Written request> Identify all lines of the data containing the string "szkolenia" and copy them.

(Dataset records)

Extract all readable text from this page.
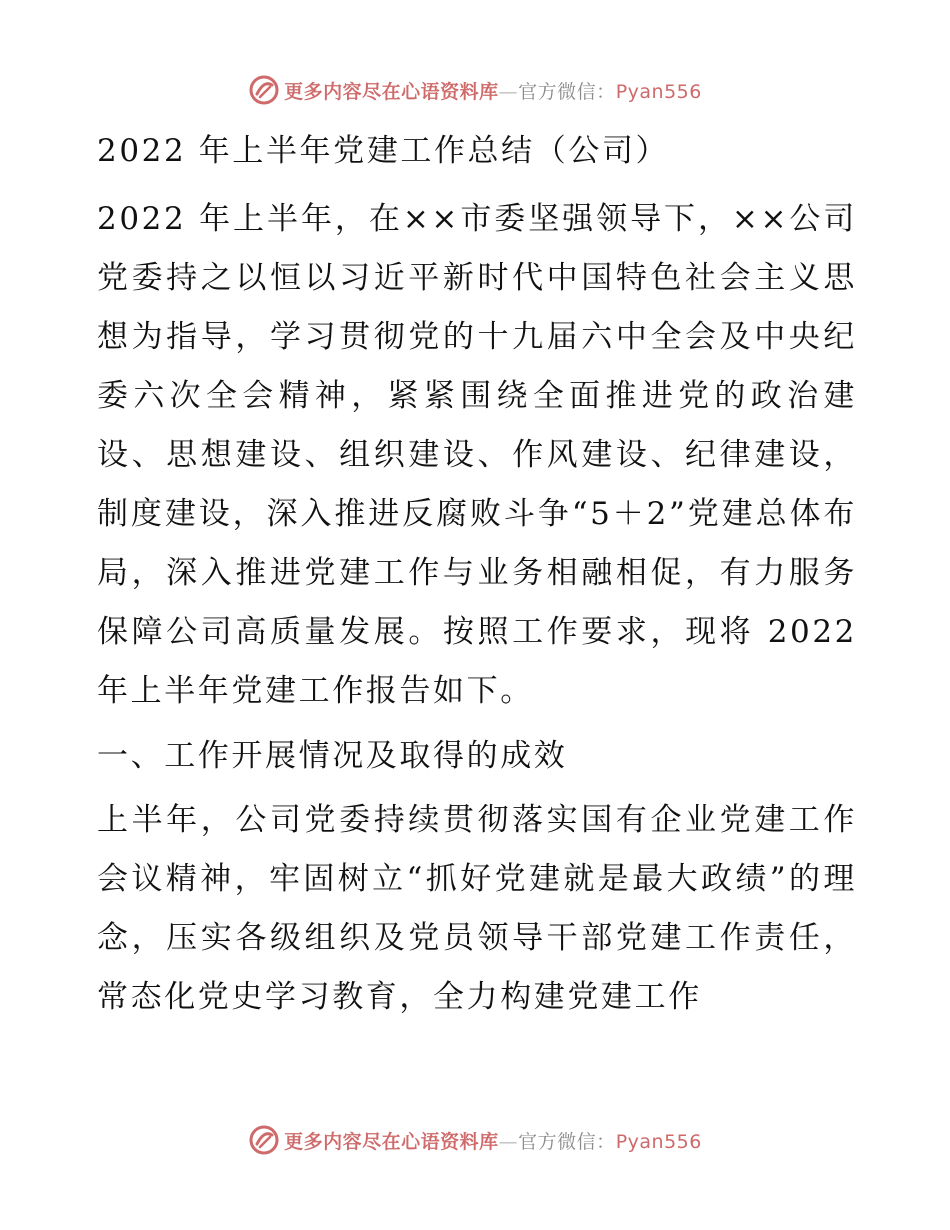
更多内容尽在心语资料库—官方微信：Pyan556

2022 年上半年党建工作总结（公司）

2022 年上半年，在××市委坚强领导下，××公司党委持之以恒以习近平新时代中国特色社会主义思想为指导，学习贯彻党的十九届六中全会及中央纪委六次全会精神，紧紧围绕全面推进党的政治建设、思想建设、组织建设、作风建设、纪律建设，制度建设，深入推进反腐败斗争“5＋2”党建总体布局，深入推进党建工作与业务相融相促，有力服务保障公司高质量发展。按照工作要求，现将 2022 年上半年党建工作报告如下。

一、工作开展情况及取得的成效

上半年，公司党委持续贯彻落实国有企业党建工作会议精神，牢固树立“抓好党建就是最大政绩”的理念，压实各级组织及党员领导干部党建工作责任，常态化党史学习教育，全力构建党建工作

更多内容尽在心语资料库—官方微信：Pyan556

* * *

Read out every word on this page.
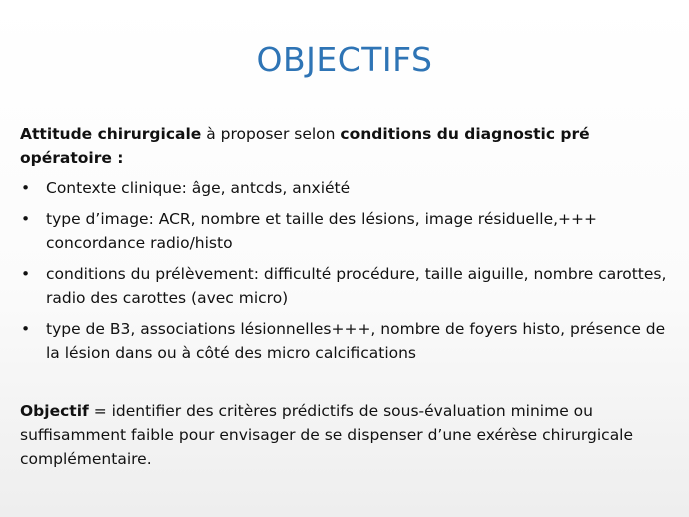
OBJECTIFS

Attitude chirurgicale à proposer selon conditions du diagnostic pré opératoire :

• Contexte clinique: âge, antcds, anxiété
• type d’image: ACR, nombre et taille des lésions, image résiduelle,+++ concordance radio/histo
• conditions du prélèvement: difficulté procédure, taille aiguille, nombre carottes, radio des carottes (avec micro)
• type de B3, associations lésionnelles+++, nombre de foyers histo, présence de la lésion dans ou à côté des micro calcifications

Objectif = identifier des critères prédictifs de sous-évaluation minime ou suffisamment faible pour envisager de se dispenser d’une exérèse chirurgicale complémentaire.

==

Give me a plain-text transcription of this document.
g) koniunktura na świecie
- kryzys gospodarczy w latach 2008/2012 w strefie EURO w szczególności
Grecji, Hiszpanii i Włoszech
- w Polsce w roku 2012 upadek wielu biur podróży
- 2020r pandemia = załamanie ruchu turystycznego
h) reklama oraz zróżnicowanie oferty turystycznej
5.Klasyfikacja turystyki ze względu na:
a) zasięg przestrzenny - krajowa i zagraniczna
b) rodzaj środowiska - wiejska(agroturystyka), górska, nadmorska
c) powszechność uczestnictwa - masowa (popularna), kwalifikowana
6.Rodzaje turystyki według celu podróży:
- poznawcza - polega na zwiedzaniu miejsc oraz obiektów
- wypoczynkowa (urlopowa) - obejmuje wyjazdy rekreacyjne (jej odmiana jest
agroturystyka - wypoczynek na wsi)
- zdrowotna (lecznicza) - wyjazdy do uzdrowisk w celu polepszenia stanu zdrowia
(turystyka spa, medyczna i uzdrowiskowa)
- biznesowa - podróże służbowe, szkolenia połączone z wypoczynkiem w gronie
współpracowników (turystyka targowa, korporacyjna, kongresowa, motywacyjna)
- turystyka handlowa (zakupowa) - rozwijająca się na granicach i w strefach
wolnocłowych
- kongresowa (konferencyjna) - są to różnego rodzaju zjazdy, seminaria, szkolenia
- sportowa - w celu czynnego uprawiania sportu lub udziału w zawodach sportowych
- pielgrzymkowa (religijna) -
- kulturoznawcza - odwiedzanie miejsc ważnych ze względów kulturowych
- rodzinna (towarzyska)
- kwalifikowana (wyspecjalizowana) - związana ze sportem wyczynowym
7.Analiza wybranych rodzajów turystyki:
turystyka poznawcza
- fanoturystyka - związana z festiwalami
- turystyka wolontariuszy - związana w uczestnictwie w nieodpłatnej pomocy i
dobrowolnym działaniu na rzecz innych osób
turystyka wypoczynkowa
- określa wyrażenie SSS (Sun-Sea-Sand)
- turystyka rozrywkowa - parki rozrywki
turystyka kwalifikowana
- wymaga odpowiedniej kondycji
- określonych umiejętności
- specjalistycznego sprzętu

Result for this exercise>
- biznesowa - podróże służbowe, szkolenia połączone z wypoczynkiem w gronie
- kongresowa (konferencyjna) - są to różnego rodzaju zjazdy, seminaria, szkolenia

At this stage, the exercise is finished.